**Exercise goal:** The data must be written out once more, precisely as given.
-- Start Stored data --
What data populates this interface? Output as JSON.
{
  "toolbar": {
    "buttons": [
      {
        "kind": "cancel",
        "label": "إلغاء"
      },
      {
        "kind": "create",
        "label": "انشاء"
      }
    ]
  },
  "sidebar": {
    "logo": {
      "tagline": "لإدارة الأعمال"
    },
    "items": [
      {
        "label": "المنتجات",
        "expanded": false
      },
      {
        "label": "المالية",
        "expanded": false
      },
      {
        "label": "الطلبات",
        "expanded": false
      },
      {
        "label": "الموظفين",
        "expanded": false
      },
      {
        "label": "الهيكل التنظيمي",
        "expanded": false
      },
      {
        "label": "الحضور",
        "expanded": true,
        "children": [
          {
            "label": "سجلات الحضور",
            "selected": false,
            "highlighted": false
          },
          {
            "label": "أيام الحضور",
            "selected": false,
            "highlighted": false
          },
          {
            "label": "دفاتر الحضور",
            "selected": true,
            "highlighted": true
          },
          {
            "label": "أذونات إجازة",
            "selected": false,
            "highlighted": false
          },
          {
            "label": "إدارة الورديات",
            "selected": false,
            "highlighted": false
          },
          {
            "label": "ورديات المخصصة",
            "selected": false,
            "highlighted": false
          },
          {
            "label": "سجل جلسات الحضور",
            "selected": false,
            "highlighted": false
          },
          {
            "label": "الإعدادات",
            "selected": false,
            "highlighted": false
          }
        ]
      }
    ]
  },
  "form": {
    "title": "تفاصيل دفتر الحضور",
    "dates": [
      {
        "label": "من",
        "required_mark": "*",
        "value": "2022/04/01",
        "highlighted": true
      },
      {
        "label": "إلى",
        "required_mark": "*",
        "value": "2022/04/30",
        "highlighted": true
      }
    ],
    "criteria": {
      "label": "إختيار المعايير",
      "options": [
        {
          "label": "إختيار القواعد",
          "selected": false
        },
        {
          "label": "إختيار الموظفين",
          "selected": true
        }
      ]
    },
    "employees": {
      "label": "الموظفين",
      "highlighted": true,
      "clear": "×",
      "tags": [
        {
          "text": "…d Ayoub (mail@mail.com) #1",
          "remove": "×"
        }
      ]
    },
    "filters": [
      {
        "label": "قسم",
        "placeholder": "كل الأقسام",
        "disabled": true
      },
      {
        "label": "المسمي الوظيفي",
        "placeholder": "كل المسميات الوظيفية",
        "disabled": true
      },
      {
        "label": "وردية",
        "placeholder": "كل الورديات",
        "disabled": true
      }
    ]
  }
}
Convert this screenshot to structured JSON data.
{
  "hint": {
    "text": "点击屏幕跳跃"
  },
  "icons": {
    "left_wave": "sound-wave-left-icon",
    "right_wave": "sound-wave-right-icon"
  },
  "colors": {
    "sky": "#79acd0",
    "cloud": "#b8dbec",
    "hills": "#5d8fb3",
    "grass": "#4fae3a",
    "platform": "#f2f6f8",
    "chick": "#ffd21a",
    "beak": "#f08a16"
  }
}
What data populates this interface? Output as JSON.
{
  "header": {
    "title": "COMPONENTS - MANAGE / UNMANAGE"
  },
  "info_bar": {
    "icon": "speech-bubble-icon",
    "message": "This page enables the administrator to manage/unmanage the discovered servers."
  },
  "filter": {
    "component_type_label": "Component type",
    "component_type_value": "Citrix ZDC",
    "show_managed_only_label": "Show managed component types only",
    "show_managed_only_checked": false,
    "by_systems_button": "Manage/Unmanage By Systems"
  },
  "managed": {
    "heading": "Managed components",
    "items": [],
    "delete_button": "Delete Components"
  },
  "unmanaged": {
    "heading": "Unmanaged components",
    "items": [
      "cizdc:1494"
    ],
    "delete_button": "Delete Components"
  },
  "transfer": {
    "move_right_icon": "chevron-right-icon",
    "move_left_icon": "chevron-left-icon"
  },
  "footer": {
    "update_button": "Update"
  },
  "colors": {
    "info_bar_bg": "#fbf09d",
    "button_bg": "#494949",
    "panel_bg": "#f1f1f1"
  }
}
-- End Stored data --
**Output for this task:**
What data populates this interface? Output as JSON.
{
  "toolbar": {
    "buttons": [
      {
        "kind": "cancel",
        "label": "إلغاء"
      },
      {
        "kind": "create",
        "label": "انشاء"
      }
    ]
  },
  "sidebar": {
    "logo": {
      "tagline": "لإدارة الأعمال"
    },
    "items": [
      {
        "label": "المنتجات",
        "expanded": false
      },
      {
        "label": "المالية",
        "expanded": false
      },
      {
        "label": "الطلبات",
        "expanded": false
      },
      {
        "label": "الموظفين",
        "expanded": false
      },
      {
        "label": "الهيكل التنظيمي",
        "expanded": false
      },
      {
        "label": "الحضور",
        "expanded": true,
        "children": [
          {
            "label": "سجلات الحضور",
            "selected": false,
            "highlighted": false
          },
          {
            "label": "أيام الحضور",
            "selected": false,
            "highlighted": false
          },
          {
            "label": "دفاتر الحضور",
            "selected": true,
            "highlighted": true
          },
          {
            "label": "أذونات إجازة",
            "selected": false,
            "highlighted": false
          },
          {
            "label": "إدارة الورديات",
            "selected": false,
            "highlighted": false
          },
          {
            "label": "ورديات المخصصة",
            "selected": false,
            "highlighted": false
          },
          {
            "label": "سجل جلسات الحضور",
            "selected": false,
            "highlighted": false
          },
          {
            "label": "الإعدادات",
            "selected": false,
            "highlighted": false
          }
        ]
      }
    ]
  },
  "form": {
    "title": "تفاصيل دفتر الحضور",
    "dates": [
      {
        "label": "من",
        "required_mark": "*",
        "value": "2022/04/01",
        "highlighted": true
      },
      {
        "label": "إلى",
        "required_mark": "*",
        "value": "2022/04/30",
        "highlighted": true
      }
    ],
    "criteria": {
      "label": "إختيار المعايير",
      "options": [
        {
          "label": "إختيار القواعد",
          "selected": false
        },
        {
          "label": "إختيار الموظفين",
          "selected": true
        }
      ]
    },
    "employees": {
      "label": "الموظفين",
      "highlighted": true,
      "clear": "×",
      "tags": [
        {
          "text": "…d Ayoub (mail@mail.com) #1",
          "remove": "×"
        }
      ]
    },
    "filters": [
      {
        "label": "قسم",
        "placeholder": "كل الأقسام",
        "disabled": true
      },
      {
        "label": "المسمي الوظيفي",
        "placeholder": "كل المسميات الوظيفية",
        "disabled": true
      },
      {
        "label": "وردية",
        "placeholder": "كل الورديات",
        "disabled": true
      }
    ]
  }
}
Convert this screenshot to structured JSON data.
{
  "hint": {
    "text": "点击屏幕跳跃"
  },
  "icons": {
    "left_wave": "sound-wave-left-icon",
    "right_wave": "sound-wave-right-icon"
  },
  "colors": {
    "sky": "#79acd0",
    "cloud": "#b8dbec",
    "hills": "#5d8fb3",
    "grass": "#4fae3a",
    "platform": "#f2f6f8",
    "chick": "#ffd21a",
    "beak": "#f08a16"
  }
}
What data populates this interface? Output as JSON.
{
  "header": {
    "title": "COMPONENTS - MANAGE / UNMANAGE"
  },
  "info_bar": {
    "icon": "speech-bubble-icon",
    "message": "This page enables the administrator to manage/unmanage the discovered servers."
  },
  "filter": {
    "component_type_label": "Component type",
    "component_type_value": "Citrix ZDC",
    "show_managed_only_label": "Show managed component types only",
    "show_managed_only_checked": false,
    "by_systems_button": "Manage/Unmanage By Systems"
  },
  "managed": {
    "heading": "Managed components",
    "items": [],
    "delete_button": "Delete Components"
  },
  "unmanaged": {
    "heading": "Unmanaged components",
    "items": [
      "cizdc:1494"
    ],
    "delete_button": "Delete Components"
  },
  "transfer": {
    "move_right_icon": "chevron-right-icon",
    "move_left_icon": "chevron-left-icon"
  },
  "footer": {
    "update_button": "Update"
  },
  "colors": {
    "info_bar_bg": "#fbf09d",
    "button_bg": "#494949",
    "panel_bg": "#f1f1f1"
  }
}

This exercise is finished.